[Dataset entries]
• • • • • • •

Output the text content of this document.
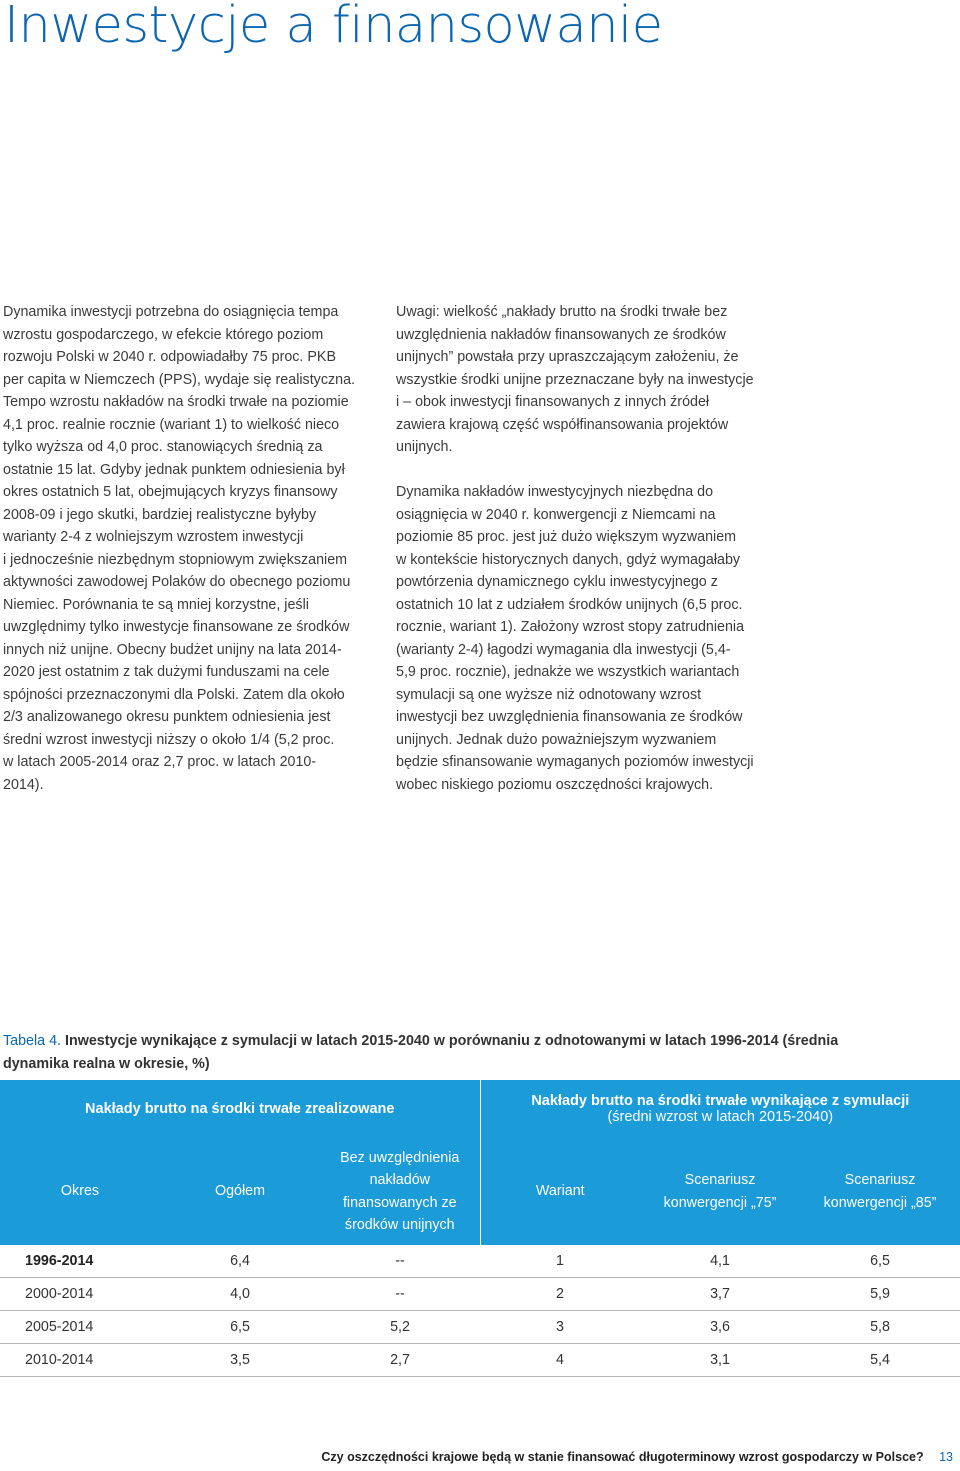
Inwestycje a finansowanie

Dynamika inwestycji potrzebna do osiągnięcia tempa

wzrostu gospodarczego, w efekcie którego poziom

rozwoju Polski w 2040 r. odpowiadałby 75 proc. PKB

per capita w Niemczech (PPS), wydaje się realistyczna.

Tempo wzrostu nakładów na środki trwałe na poziomie

4,1 proc. realnie rocznie (wariant 1) to wielkość nieco

tylko wyższa od 4,0 proc. stanowiących średnią za

ostatnie 15 lat. Gdyby jednak punktem odniesienia był

okres ostatnich 5 lat, obejmujących kryzys finansowy

2008-09 i jego skutki, bardziej realistyczne byłyby

warianty 2-4 z wolniejszym wzrostem inwestycji

i jednocześnie niezbędnym stopniowym zwiększaniem

aktywności zawodowej Polaków do obecnego poziomu

Niemiec. Porównania te są mniej korzystne, jeśli

uwzględnimy tylko inwestycje finansowane ze środków

innych niż unijne. Obecny budżet unijny na lata 2014-

2020 jest ostatnim z tak dużymi funduszami na cele

spójności przeznaczonymi dla Polski. Zatem dla około

2/3 analizowanego okresu punktem odniesienia jest

średni wzrost inwestycji niższy o około 1/4 (5,2 proc.

w latach 2005-2014 oraz 2,7 proc. w latach 2010-

2014).

Uwagi: wielkość „nakłady brutto na środki trwałe bez

uwzględnienia nakładów finansowanych ze środków

unijnych” powstała przy upraszczającym założeniu, że

wszystkie środki unijne przeznaczane były na inwestycje

i – obok inwestycji finansowanych z innych źródeł

zawiera krajową część współfinansowania projektów

unijnych.

Dynamika nakładów inwestycyjnych niezbędna do

osiągnięcia w 2040 r. konwergencji z Niemcami na

poziomie 85 proc. jest już dużo większym wyzwaniem

w kontekście historycznych danych, gdyż wymagałaby

powtórzenia dynamicznego cyklu inwestycyjnego z

ostatnich 10 lat z udziałem środków unijnych (6,5 proc.

rocznie, wariant 1). Założony wzrost stopy zatrudnienia

(warianty 2-4) łagodzi wymagania dla inwestycji (5,4-

5,9 proc. rocznie), jednakże we wszystkich wariantach

symulacji są one wyższe niż odnotowany wzrost

inwestycji bez uwzględnienia finansowania ze środków

unijnych. Jednak dużo poważniejszym wyzwaniem

będzie sfinansowanie wymaganych poziomów inwestycji

wobec niskiego poziomu oszczędności krajowych.

Tabela 4. Inwestycje wynikające z symulacji w latach 2015-2040 w porównaniu z odnotowanymi w latach 1996-2014 (średnia
dynamika realna w okresie, %)

Nakłady brutto na środki trwałe zrealizowane			Nakłady brutto na środki trwałe wynikające z symulacji
(średni wzrost w latach 2015-2040)		

Okres	Ogółem	Bez uwzględnienia
nakładów
finansowanych ze
środków unijnych	Wariant	Scenariusz
konwergencji „75”	Scenariusz
konwergencji „85”
1996-2014	6,4	--	1	4,1	6,5
2000-2014	4,0	--	2	3,7	5,9
2005-2014	6,5	5,2	3	3,6	5,8
2010-2014	3,5	2,7	4	3,1	5,4
Czy oszczędności krajowe będą w stanie finansować długoterminowy wzrost gospodarczy w Polsce? 13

• • • • • • •

Task description:
Output the data above without changes, apart from leaving out the pictures.

The completed task:
Output the text content of this document.
Inwestycje a finansowanie

Dynamika inwestycji potrzebna do osiągnięcia tempa

wzrostu gospodarczego, w efekcie którego poziom

rozwoju Polski w 2040 r. odpowiadałby 75 proc. PKB

per capita w Niemczech (PPS), wydaje się realistyczna.

Tempo wzrostu nakładów na środki trwałe na poziomie

4,1 proc. realnie rocznie (wariant 1) to wielkość nieco

tylko wyższa od 4,0 proc. stanowiących średnią za

ostatnie 15 lat. Gdyby jednak punktem odniesienia był

okres ostatnich 5 lat, obejmujących kryzys finansowy

2008-09 i jego skutki, bardziej realistyczne byłyby

warianty 2-4 z wolniejszym wzrostem inwestycji

i jednocześnie niezbędnym stopniowym zwiększaniem

aktywności zawodowej Polaków do obecnego poziomu

Niemiec. Porównania te są mniej korzystne, jeśli

uwzględnimy tylko inwestycje finansowane ze środków

innych niż unijne. Obecny budżet unijny na lata 2014-

2020 jest ostatnim z tak dużymi funduszami na cele

spójności przeznaczonymi dla Polski. Zatem dla około

2/3 analizowanego okresu punktem odniesienia jest

średni wzrost inwestycji niższy o około 1/4 (5,2 proc.

w latach 2005-2014 oraz 2,7 proc. w latach 2010-

2014).

Uwagi: wielkość „nakłady brutto na środki trwałe bez

uwzględnienia nakładów finansowanych ze środków

unijnych” powstała przy upraszczającym założeniu, że

wszystkie środki unijne przeznaczane były na inwestycje

i – obok inwestycji finansowanych z innych źródeł

zawiera krajową część współfinansowania projektów

unijnych.

Dynamika nakładów inwestycyjnych niezbędna do

osiągnięcia w 2040 r. konwergencji z Niemcami na

poziomie 85 proc. jest już dużo większym wyzwaniem

w kontekście historycznych danych, gdyż wymagałaby

powtórzenia dynamicznego cyklu inwestycyjnego z

ostatnich 10 lat z udziałem środków unijnych (6,5 proc.

rocznie, wariant 1). Założony wzrost stopy zatrudnienia

(warianty 2-4) łagodzi wymagania dla inwestycji (5,4-

5,9 proc. rocznie), jednakże we wszystkich wariantach

symulacji są one wyższe niż odnotowany wzrost

inwestycji bez uwzględnienia finansowania ze środków

unijnych. Jednak dużo poważniejszym wyzwaniem

będzie sfinansowanie wymaganych poziomów inwestycji

wobec niskiego poziomu oszczędności krajowych.

Tabela 4. Inwestycje wynikające z symulacji w latach 2015-2040 w porównaniu z odnotowanymi w latach 1996-2014 (średnia
dynamika realna w okresie, %)

Nakłady brutto na środki trwałe zrealizowane			Nakłady brutto na środki trwałe wynikające z symulacji
(średni wzrost w latach 2015-2040)		

Okres	Ogółem	Bez uwzględnienia
nakładów
finansowanych ze
środków unijnych	Wariant	Scenariusz
konwergencji „75”	Scenariusz
konwergencji „85”
1996-2014	6,4	--	1	4,1	6,5
2000-2014	4,0	--	2	3,7	5,9
2005-2014	6,5	5,2	3	3,6	5,8
2010-2014	3,5	2,7	4	3,1	5,4
Czy oszczędności krajowe będą w stanie finansować długoterminowy wzrost gospodarczy w Polsce? 13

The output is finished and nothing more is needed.